STATED GOAL: Look through the lines below and extract each one that contains "attempted".

RECORDED DATA:
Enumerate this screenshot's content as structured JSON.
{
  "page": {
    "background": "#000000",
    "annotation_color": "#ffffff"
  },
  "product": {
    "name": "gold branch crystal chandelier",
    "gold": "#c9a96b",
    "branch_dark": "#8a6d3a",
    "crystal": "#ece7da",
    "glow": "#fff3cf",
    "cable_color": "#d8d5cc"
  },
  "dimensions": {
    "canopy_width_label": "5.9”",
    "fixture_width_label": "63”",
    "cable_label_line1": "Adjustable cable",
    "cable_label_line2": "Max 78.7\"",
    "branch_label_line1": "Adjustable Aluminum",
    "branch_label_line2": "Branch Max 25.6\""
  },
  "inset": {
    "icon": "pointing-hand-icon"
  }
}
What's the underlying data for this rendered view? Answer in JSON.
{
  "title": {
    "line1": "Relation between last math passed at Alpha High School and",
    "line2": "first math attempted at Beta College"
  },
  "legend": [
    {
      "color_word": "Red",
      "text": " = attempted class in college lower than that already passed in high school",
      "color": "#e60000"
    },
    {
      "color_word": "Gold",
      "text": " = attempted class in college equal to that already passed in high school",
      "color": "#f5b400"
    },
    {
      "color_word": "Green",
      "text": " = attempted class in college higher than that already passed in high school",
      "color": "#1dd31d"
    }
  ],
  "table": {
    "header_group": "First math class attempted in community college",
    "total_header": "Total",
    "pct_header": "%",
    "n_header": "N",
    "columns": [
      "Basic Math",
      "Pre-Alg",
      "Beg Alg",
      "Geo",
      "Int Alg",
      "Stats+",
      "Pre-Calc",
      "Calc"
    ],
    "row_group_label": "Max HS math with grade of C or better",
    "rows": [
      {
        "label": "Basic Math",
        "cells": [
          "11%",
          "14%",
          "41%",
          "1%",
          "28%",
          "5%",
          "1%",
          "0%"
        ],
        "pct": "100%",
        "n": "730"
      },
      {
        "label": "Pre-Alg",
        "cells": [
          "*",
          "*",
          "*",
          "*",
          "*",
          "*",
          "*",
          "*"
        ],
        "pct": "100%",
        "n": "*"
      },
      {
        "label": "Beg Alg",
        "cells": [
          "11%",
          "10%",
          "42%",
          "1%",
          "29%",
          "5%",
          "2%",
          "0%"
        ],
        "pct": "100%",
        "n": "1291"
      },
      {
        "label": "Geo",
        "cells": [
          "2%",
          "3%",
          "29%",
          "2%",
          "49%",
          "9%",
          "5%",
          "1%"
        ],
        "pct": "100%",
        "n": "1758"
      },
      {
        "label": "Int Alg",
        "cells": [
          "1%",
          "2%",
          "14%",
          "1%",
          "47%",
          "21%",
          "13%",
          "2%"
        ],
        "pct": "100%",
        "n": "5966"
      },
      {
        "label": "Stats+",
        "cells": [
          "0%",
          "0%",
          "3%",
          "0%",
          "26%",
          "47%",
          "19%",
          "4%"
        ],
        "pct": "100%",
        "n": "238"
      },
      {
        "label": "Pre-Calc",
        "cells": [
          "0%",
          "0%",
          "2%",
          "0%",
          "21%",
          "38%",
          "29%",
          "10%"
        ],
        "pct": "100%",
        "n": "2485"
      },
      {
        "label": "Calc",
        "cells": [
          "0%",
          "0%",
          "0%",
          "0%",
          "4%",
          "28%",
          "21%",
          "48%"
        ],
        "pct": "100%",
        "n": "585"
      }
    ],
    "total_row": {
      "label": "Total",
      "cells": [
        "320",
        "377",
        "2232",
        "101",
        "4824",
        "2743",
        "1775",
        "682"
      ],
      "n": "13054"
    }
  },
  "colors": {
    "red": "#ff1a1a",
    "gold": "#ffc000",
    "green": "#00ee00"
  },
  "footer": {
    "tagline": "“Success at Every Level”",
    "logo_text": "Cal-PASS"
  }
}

EXPECTED OUTPUT:
    "line2": "first math attempted at Beta College"
      "text": " = attempted class in college lower than that already passed in high school",
      "text": " = attempted class in college equal to that already passed in high school",
      "text": " = attempted class in college higher than that already passed in high school",
    "header_group": "First math class attempted in community college",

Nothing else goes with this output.